No Recife, presidente do STF, Luiz Fux, defende autonomia do Poder Judiciário
Para o ministro, é preciso preservar não apenas a independência administrativa e financeira do Judiciário, mas de uma forma mais genérica, a independência ideológica
Em meio a uma aparente trégua entre os poderes, a independência do Judiciário foi defendida pelo presidente do Supremo Tribunal Federal (STF) Luiz Fux nesta sexta-feira (5) durante ida ao Recife. Ele participou no 120º Encontro de Presidentes de Tribunais de Justiça, realizado na Escola Superior da Magistratura de Pernambuco (Esmape).
Fux ministrou a palestra de encerramento do evento, com o tema "Autonomia e independência administrativa e financeira do Poder Judiciário nos estados". O encontro começou na quarta-feira (3), reuniu presidentes e representantes de todos os tribunais de justiça do Brasil. O anfitrião foi o presidente do Tribunal de Justiça de Pernambuco (TJPE), Fernando Cerqueira.
Para o ministro, é preciso preservar não apenas a independência administrativa e financeira do Judiciário, mas de uma forma mais genérica, a independência ideológica. "E não é por outra razão que a Constituição Federal estabelece que os poderes da República são o Executivo, Legislativo e Judiciário. E o Judiciário vem exatamente em terceiro player nessa composição de separação de poderes porque ele tem a prerrogativa de rever os atos dos demais poderes", afirmou o magistrado.

→ **Tarefas a realizar**
(1) Extraia da notícia sobre a palestra de Fux o trecho entre "No Recife, presidente" e "de Pernambuco (Esmape).", inclusive.
(2) Responda com base na notícia sobre a palestra de Fux:
(a) Em que dia da semana começou o encontro?
(b) Quem foi o anfitrião do evento?
(c) Em que instituição o encontro foi realizado?
O material que vem em seguida não tem relação com a notícia.

→ **Dados registrados**
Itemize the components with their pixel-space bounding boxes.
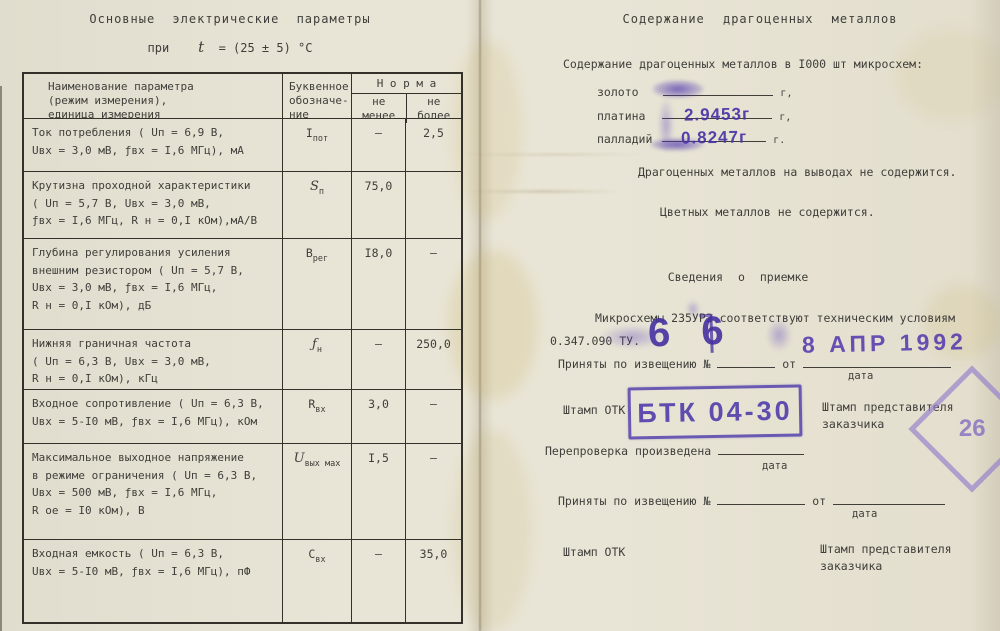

→ **Soluções das tarefas**
(1)
No Recife, presidente do STF, Luiz Fux, defende autonomia do Poder Judiciário
Para o ministro, é preciso preservar não apenas a independência administrativa e financeira do Judiciário, mas de uma forma mais genérica, a independência ideológica
Em meio a uma aparente trégua entre os poderes, a independência do Judiciário foi defendida pelo presidente do Supremo Tribunal Federal (STF) Luiz Fux nesta sexta-feira (5) durante ida ao Recife. Ele participou no 120º Encontro de Presidentes de Tribunais de Justiça, realizado na Escola Superior da Magistratura de Pernambuco (Esmape).

(2)
(a) Na quarta-feira (3).
(b) Fernando Cerqueira, presidente do Tribunal de Justiça de Pernambuco (TJPE).
(c) Na Escola Superior da Magistratura de Pernambuco (Esmape).